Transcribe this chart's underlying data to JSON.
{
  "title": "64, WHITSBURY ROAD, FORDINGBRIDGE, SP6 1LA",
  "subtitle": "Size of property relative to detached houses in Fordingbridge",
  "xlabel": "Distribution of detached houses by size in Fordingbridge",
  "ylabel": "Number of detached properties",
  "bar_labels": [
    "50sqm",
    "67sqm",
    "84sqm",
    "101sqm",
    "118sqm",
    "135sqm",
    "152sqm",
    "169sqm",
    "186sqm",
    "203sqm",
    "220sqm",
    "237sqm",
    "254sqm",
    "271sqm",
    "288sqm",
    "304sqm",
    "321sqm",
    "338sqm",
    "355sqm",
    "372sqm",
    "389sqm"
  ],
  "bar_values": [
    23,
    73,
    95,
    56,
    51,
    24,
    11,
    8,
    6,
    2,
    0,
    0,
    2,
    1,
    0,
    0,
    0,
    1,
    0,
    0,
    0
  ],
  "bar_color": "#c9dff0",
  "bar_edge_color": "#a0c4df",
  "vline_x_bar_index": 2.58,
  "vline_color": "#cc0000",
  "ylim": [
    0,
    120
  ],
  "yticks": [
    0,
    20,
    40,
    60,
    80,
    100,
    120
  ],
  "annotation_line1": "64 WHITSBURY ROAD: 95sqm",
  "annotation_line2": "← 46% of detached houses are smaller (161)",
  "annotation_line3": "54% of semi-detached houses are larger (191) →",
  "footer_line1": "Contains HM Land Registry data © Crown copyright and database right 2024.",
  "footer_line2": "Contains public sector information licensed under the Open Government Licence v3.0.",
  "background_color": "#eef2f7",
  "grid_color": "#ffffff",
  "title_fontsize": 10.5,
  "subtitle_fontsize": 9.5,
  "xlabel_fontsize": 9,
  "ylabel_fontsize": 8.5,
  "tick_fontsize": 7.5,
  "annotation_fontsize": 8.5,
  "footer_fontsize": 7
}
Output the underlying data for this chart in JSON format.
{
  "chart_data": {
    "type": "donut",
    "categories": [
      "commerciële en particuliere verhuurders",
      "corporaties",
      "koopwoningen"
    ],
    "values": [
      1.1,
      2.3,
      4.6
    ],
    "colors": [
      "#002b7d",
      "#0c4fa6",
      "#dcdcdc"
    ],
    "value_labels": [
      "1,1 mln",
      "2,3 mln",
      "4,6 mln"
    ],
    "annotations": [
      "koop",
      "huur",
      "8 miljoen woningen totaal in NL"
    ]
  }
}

### Aim
Reproduce each entry above exactly, keeping every word.

### Result of this task
Transcribe this chart's underlying data to JSON.
{
  "title": "64, WHITSBURY ROAD, FORDINGBRIDGE, SP6 1LA",
  "subtitle": "Size of property relative to detached houses in Fordingbridge",
  "xlabel": "Distribution of detached houses by size in Fordingbridge",
  "ylabel": "Number of detached properties",
  "bar_labels": [
    "50sqm",
    "67sqm",
    "84sqm",
    "101sqm",
    "118sqm",
    "135sqm",
    "152sqm",
    "169sqm",
    "186sqm",
    "203sqm",
    "220sqm",
    "237sqm",
    "254sqm",
    "271sqm",
    "288sqm",
    "304sqm",
    "321sqm",
    "338sqm",
    "355sqm",
    "372sqm",
    "389sqm"
  ],
  "bar_values": [
    23,
    73,
    95,
    56,
    51,
    24,
    11,
    8,
    6,
    2,
    0,
    0,
    2,
    1,
    0,
    0,
    0,
    1,
    0,
    0,
    0
  ],
  "bar_color": "#c9dff0",
  "bar_edge_color": "#a0c4df",
  "vline_x_bar_index": 2.58,
  "vline_color": "#cc0000",
  "ylim": [
    0,
    120
  ],
  "yticks": [
    0,
    20,
    40,
    60,
    80,
    100,
    120
  ],
  "annotation_line1": "64 WHITSBURY ROAD: 95sqm",
  "annotation_line2": "← 46% of detached houses are smaller (161)",
  "annotation_line3": "54% of semi-detached houses are larger (191) →",
  "footer_line1": "Contains HM Land Registry data © Crown copyright and database right 2024.",
  "footer_line2": "Contains public sector information licensed under the Open Government Licence v3.0.",
  "background_color": "#eef2f7",
  "grid_color": "#ffffff",
  "title_fontsize": 10.5,
  "subtitle_fontsize": 9.5,
  "xlabel_fontsize": 9,
  "ylabel_fontsize": 8.5,
  "tick_fontsize": 7.5,
  "annotation_fontsize": 8.5,
  "footer_fontsize": 7
}
Output the underlying data for this chart in JSON format.
{
  "chart_data": {
    "type": "donut",
    "categories": [
      "commerciële en particuliere verhuurders",
      "corporaties",
      "koopwoningen"
    ],
    "values": [
      1.1,
      2.3,
      4.6
    ],
    "colors": [
      "#002b7d",
      "#0c4fa6",
      "#dcdcdc"
    ],
    "value_labels": [
      "1,1 mln",
      "2,3 mln",
      "4,6 mln"
    ],
    "annotations": [
      "koop",
      "huur",
      "8 miljoen woningen totaal in NL"
    ]
  }
}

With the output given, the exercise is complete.